##### Supplied material

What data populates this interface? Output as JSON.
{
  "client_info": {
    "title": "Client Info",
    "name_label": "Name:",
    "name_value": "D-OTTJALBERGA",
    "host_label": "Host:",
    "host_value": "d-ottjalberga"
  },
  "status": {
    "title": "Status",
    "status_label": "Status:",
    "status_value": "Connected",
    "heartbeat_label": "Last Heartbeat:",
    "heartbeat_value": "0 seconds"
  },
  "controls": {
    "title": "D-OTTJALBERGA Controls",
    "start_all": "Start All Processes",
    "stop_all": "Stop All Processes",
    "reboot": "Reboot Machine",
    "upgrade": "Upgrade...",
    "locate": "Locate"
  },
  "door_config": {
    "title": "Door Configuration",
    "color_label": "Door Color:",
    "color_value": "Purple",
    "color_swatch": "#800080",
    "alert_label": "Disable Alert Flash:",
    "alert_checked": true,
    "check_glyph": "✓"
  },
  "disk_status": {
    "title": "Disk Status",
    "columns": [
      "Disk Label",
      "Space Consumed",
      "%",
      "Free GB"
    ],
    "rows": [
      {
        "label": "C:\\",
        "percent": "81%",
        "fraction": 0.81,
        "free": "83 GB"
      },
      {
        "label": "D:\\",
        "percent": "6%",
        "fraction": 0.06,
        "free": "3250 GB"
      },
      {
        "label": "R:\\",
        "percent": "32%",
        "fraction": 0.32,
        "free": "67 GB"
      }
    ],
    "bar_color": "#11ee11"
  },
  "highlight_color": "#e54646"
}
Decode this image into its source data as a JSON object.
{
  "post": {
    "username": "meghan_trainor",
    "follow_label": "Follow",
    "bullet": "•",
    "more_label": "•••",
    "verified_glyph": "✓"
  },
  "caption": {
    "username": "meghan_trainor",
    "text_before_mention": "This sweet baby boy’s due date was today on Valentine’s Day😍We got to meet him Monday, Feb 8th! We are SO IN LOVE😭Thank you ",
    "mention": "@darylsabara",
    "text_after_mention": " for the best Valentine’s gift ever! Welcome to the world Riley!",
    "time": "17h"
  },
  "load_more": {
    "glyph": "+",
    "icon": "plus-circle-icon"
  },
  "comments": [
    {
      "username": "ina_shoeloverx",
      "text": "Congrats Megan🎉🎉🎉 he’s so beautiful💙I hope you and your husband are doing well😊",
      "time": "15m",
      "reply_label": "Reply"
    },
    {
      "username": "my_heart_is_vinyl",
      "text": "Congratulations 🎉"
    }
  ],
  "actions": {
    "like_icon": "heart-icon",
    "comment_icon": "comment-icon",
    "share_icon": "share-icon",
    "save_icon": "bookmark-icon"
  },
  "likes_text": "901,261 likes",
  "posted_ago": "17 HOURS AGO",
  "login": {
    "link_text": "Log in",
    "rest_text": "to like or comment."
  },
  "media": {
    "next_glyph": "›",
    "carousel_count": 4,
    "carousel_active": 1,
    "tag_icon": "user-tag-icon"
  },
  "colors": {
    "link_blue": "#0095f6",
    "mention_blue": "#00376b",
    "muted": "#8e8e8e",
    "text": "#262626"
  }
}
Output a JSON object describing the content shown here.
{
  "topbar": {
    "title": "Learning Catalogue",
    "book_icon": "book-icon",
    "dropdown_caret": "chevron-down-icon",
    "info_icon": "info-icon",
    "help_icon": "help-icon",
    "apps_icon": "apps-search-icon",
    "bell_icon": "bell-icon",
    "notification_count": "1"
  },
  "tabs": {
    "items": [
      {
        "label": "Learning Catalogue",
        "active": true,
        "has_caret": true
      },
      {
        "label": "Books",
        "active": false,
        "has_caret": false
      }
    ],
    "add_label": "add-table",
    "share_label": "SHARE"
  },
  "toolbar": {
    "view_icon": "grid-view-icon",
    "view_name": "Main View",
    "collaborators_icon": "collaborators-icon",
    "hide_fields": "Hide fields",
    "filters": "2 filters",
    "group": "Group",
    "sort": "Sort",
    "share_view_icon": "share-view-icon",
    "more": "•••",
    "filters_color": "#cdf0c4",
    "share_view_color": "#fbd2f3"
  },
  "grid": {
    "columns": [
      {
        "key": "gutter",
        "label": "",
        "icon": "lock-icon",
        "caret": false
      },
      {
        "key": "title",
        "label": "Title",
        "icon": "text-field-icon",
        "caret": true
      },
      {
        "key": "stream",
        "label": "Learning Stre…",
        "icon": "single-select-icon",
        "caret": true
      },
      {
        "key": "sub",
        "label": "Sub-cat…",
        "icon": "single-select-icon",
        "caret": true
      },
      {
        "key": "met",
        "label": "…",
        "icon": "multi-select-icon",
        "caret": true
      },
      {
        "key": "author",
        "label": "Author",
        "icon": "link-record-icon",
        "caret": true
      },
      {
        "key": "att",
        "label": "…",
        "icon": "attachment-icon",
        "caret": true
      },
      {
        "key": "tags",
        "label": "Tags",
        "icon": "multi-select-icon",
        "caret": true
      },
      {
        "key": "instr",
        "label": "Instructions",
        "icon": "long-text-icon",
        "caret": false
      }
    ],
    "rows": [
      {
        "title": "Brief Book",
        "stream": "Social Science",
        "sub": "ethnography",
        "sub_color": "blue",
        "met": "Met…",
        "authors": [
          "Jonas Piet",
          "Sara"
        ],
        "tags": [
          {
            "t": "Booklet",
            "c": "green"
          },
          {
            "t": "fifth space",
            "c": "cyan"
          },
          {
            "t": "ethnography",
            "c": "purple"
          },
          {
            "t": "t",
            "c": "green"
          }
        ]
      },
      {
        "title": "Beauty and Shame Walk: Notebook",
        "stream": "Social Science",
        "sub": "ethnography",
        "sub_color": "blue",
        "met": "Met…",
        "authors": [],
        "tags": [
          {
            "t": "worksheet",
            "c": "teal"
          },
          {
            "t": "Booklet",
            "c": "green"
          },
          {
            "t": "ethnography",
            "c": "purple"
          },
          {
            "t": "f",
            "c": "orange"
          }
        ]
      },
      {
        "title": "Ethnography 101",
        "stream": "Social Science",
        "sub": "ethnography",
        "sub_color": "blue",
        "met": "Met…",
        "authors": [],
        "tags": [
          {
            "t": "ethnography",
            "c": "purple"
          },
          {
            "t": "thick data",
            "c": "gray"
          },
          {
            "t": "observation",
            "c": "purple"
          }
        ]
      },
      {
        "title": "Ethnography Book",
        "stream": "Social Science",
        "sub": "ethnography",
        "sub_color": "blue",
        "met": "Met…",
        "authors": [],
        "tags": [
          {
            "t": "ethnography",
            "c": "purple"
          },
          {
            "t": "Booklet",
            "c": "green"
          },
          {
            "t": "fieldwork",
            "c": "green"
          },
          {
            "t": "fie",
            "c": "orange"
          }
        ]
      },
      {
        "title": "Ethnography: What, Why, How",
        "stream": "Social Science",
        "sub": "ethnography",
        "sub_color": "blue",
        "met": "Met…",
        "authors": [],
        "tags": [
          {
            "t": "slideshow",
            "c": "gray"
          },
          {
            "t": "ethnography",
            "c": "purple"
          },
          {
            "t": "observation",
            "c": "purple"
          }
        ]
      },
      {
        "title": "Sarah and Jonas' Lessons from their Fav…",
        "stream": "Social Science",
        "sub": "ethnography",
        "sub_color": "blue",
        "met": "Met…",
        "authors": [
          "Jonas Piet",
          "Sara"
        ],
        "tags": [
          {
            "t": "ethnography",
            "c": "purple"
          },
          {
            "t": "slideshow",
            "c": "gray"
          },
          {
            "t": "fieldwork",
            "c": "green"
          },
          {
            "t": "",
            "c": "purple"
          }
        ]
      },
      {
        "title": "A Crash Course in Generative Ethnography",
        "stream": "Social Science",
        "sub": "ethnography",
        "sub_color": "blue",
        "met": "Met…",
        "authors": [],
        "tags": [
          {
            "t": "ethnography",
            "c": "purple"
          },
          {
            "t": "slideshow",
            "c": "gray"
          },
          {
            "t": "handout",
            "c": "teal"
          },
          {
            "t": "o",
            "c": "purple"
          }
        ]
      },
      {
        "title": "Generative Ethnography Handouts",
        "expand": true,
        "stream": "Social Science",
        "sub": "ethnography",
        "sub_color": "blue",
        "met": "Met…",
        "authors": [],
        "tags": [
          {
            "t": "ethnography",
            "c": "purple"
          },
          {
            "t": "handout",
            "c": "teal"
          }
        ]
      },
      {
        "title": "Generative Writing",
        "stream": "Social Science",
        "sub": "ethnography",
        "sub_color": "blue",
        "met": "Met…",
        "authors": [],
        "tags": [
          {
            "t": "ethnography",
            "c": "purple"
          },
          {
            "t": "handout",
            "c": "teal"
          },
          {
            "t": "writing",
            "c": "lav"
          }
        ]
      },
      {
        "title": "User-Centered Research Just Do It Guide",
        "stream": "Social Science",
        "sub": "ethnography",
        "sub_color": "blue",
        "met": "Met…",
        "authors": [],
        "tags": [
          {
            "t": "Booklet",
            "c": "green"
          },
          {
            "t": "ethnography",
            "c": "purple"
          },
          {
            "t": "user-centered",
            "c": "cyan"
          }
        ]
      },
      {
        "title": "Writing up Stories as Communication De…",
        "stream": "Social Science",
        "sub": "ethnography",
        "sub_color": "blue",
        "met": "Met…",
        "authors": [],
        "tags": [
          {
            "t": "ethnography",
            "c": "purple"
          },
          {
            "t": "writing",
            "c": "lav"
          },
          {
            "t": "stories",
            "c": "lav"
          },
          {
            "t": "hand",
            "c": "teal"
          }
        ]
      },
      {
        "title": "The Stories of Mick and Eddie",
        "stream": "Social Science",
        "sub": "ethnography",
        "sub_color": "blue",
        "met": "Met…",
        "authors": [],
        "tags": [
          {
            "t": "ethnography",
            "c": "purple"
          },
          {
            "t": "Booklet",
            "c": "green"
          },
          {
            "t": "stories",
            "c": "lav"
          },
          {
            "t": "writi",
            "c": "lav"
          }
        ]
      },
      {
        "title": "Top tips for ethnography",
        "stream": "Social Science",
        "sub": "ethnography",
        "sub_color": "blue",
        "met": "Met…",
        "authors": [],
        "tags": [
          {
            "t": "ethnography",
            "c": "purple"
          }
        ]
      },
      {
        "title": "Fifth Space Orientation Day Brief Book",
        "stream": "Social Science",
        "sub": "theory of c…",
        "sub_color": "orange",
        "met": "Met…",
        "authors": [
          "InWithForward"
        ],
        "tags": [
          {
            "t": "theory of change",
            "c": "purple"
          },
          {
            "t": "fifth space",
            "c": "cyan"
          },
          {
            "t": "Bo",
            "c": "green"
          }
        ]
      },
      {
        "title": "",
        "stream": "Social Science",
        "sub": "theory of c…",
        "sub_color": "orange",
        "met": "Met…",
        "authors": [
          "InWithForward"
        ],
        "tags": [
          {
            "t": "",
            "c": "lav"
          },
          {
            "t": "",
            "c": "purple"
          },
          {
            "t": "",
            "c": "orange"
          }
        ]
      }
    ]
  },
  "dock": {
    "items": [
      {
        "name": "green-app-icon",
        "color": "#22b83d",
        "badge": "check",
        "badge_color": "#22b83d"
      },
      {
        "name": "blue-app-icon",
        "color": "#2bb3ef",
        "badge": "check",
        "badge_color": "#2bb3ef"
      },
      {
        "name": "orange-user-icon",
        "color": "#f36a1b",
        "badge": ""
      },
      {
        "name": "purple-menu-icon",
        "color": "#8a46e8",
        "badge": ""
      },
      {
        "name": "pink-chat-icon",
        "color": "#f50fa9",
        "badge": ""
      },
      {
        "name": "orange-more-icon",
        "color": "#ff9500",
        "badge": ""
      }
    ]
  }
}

##########

What this task involves
Locate each line with the word "Catalogue" and copy it.

Exercise response
    "title": "Learning Catalogue",
        "label": "Learning Catalogue",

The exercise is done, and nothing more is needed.